The nonlinear relationships between power, current, and voltage are represented by Constraints (10a) and (10b) for charging and discharging, respectively. (See Husted et al. (2017) for the associated linearization techniques.) Battery state-of-charge must be updated (Constraint (10c)), and this quantity is bounded both below and above (Constraint (10d)). Battery voltage is given by its current flow direction and previous state of charge (Constraint (10e)); the voltage is linear for a state of charge specified by Constraint (10d). Net power flow is bounded by Constraints (10f) and (10g). Constraints (10h) through (10k) restrict current flow. The battery cannot be charging and discharging simultaneously (Constraint (10l)) while Constraint (10m) measures battery cycle count similar to what is done in Scioletti et al. (2017).

Photovoltaic Field Operations

$$\begin{aligned}&{\dot{w}}^{pv}_t \le W^{DC}_t y^{pv}_t \ \ \ \ \ \ \ \ \ \ \ \ \ \ \ \ \ \ \ \ \ \ \ \ \ \ \ \ \ \ \ \ \ \ \ \ \ \ \ \ \ \ \ \ \ \ \ \forall \ t \in {\mathcal {T}} \end{aligned}$$
(11a)
$$\begin{aligned}&{\dot{w}}^{pv}_t - {\dot{w}}^{pv+}_t \le W^{I} y^{pv}_t \ \ \ \ \ \ \ \ \ \ \ \ \ \ \ \ \ \ \ \ \ \ \ \ \ \ \ \ \ \ \ \ \ \ \ \ \forall \ t \in {\mathcal {T}} \end{aligned}$$
(11b)
☆ ☆ ☆ ☆ ☆ ☆ ☆
■ Tasks to perform ■
1. In the battery constraints excerpt, which constraint keeps the battery from charging and discharging at the same time?
2. Reproduce the passage of the battery constraints excerpt that begins with the words "The nonlinear relationships" and ends with "Scioletti et al. (2017).".
☆ ☆ ☆ ☆ ☆ ☆ ☆
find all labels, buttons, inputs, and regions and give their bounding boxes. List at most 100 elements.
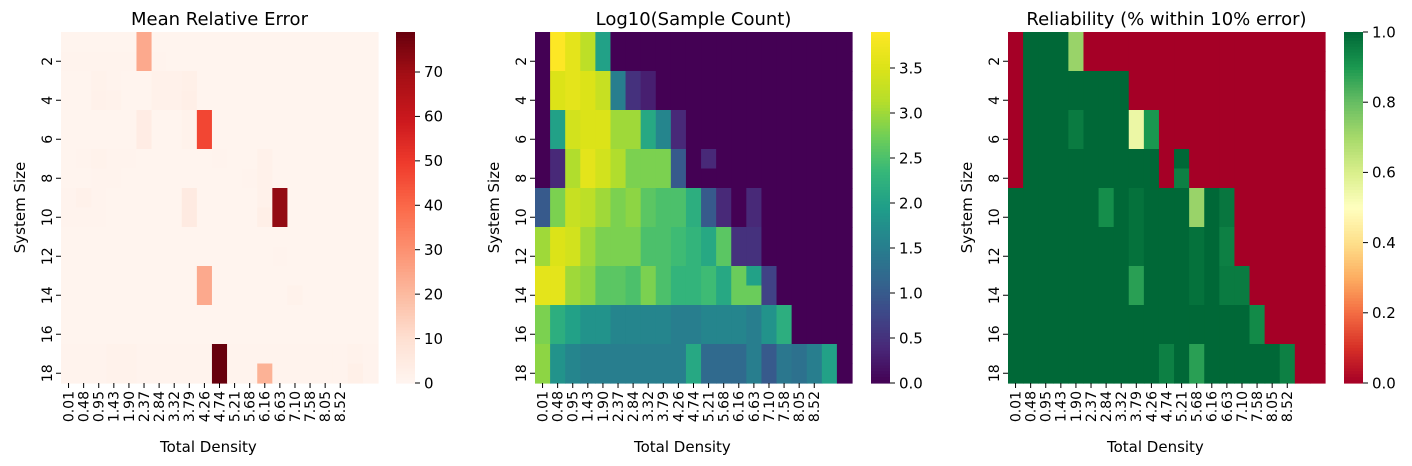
heatmap-cell xyxy=(76,363,92,384)
heatmap-cell xyxy=(121,305,138,326)
heatmap-cell xyxy=(640,344,657,365)
heatmap-cell xyxy=(685,363,702,384)
colorbar-segment xyxy=(1344,380,1363,384)
heatmap-cell xyxy=(1174,363,1190,384)
heatmap-cell xyxy=(1023,110,1039,131)
x-axis-ticks: 0.01 0.48 0.95 1.43 1.90 2.37 2.84 3.32 3.79 4.26… xyxy=(1008,383,1296,422)
heatmap-cell xyxy=(211,32,228,53)
heatmap-cell xyxy=(670,110,687,131)
heatmap-cell xyxy=(362,168,379,189)
colorbar-tick-label: 70 xyxy=(424,63,443,81)
heatmap-cell xyxy=(1023,324,1039,345)
colorbar-segment xyxy=(1344,227,1363,232)
colorbar-segment xyxy=(396,263,415,267)
heatmap-cell xyxy=(685,90,702,111)
heatmap-cell xyxy=(746,324,763,345)
heatmap-cell xyxy=(1023,129,1039,150)
colorbar-segment xyxy=(396,160,415,165)
heatmap-cell xyxy=(227,51,243,72)
colorbar-tick-label: 0.8 xyxy=(1372,93,1396,111)
colorbar-segment xyxy=(871,347,890,352)
heatmap-cell xyxy=(151,168,168,189)
heatmap-cell xyxy=(1249,246,1266,267)
heatmap-cell xyxy=(806,285,823,306)
colorbar-segment xyxy=(1344,236,1363,241)
heatmap-cell xyxy=(1128,324,1145,345)
heatmap-cell xyxy=(151,246,168,267)
heatmap-cell xyxy=(821,344,838,365)
heatmap-cell xyxy=(701,207,717,228)
heatmap-cell xyxy=(1098,149,1115,170)
heatmap-cell xyxy=(1128,149,1145,170)
heatmap-cell xyxy=(791,207,808,228)
colorbar-segment xyxy=(396,93,415,97)
heatmap-cell xyxy=(106,266,122,287)
heatmap-cell xyxy=(821,149,838,170)
heatmap-cell xyxy=(1264,344,1281,365)
colorbar-segment xyxy=(871,163,890,168)
colorbar-segment xyxy=(396,377,415,381)
colorbar-segment xyxy=(871,131,890,135)
heatmap-cell xyxy=(136,110,153,131)
heatmap-cell xyxy=(1023,266,1039,287)
colorbar-segment xyxy=(871,365,890,369)
heatmap-cell xyxy=(151,32,168,53)
heatmap-cell xyxy=(1098,324,1115,345)
heatmap-cell xyxy=(791,285,808,306)
heatmap-cell xyxy=(1309,363,1326,384)
colorbar-segment xyxy=(396,260,415,264)
heatmap-cell xyxy=(746,266,763,287)
heatmap-cell xyxy=(1008,246,1024,267)
heatmap-cell xyxy=(625,266,642,287)
colorbar-segment xyxy=(1344,306,1363,311)
heatmap-cell xyxy=(625,324,642,345)
heatmap-cell xyxy=(685,324,702,345)
heatmap-cell xyxy=(181,266,198,287)
heatmap-cell xyxy=(1068,324,1085,345)
heatmap-cell xyxy=(1249,110,1266,131)
colorbar-segment xyxy=(1344,362,1363,367)
heatmap-cell xyxy=(196,71,213,92)
heatmap-cell xyxy=(302,110,319,131)
colorbar-segment xyxy=(871,157,890,162)
heatmap-cell xyxy=(1008,129,1024,150)
heatmap-cell xyxy=(1174,227,1190,248)
heatmap-cell xyxy=(716,324,732,345)
y-tick-label: 16 xyxy=(514,325,530,343)
heatmap-cell xyxy=(76,246,92,267)
heatmap-cell xyxy=(1234,129,1251,150)
colorbar-segment xyxy=(396,298,415,302)
heatmap-cell xyxy=(535,246,551,267)
heatmap-cell xyxy=(362,324,379,345)
heatmap-cell xyxy=(76,71,92,92)
colorbar-segment xyxy=(871,195,890,200)
colorbar-segment xyxy=(396,108,415,112)
heatmap-cell xyxy=(1038,149,1054,170)
colorbar-segment xyxy=(1344,102,1363,106)
heatmap-cell xyxy=(136,266,153,287)
heatmap-cell xyxy=(1098,71,1115,92)
x-tick-label: 0.95 xyxy=(1039,391,1055,422)
heatmap-cell xyxy=(362,71,379,92)
heatmap-cell xyxy=(121,110,138,131)
colorbar-segment xyxy=(1344,368,1363,372)
heatmap-cell xyxy=(1219,188,1236,209)
heatmap-cell xyxy=(106,168,122,189)
x-tick-label: 2.37 xyxy=(1084,391,1100,422)
colorbar-segment xyxy=(396,61,415,65)
heatmap-cell xyxy=(821,71,838,92)
heatmap-cell xyxy=(166,363,183,384)
heatmap-cell xyxy=(1279,110,1296,131)
colorbar-segment xyxy=(1344,195,1363,200)
heatmap-cell xyxy=(106,324,122,345)
heatmap-cell xyxy=(136,305,153,326)
heatmap-cell xyxy=(716,285,732,306)
heatmap-cell xyxy=(731,266,747,287)
heatmap-cell xyxy=(1264,363,1281,384)
colorbar-tick-label: 1.5 xyxy=(899,239,923,257)
heatmap-cell xyxy=(1264,246,1281,267)
colorbar-segment xyxy=(1344,213,1363,217)
colorbar-segment xyxy=(871,271,890,276)
colorbar-segment xyxy=(396,90,415,95)
colorbar-segment xyxy=(871,286,890,290)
☆ ☆ ☆ ☆ ☆ ☆ ☆
■ Solution set ■
1. Constraint (10l)

2.
The nonlinear relationships between power, current, and voltage are represented by Constraints (10a) and (10b) for charging and discharging, respectively. (See Husted et al. (2017) for the associated linearization techniques.) Battery state-of-charge must be updated (Constraint (10c)), and this quantity is bounded both below and above (Constraint (10d)). Battery voltage is given by its current flow direction and previous state of charge (Constraint (10e)); the voltage is linear for a state of charge specified by Constraint (10d). Net power flow is bounded by Constraints (10f) and (10g). Constraints (10h) through (10k) restrict current flow. The battery cannot be charging and discharging simultaneously (Constraint (10l)) while Constraint (10m) measures battery cycle count similar to what is done in Scioletti et al. (2017).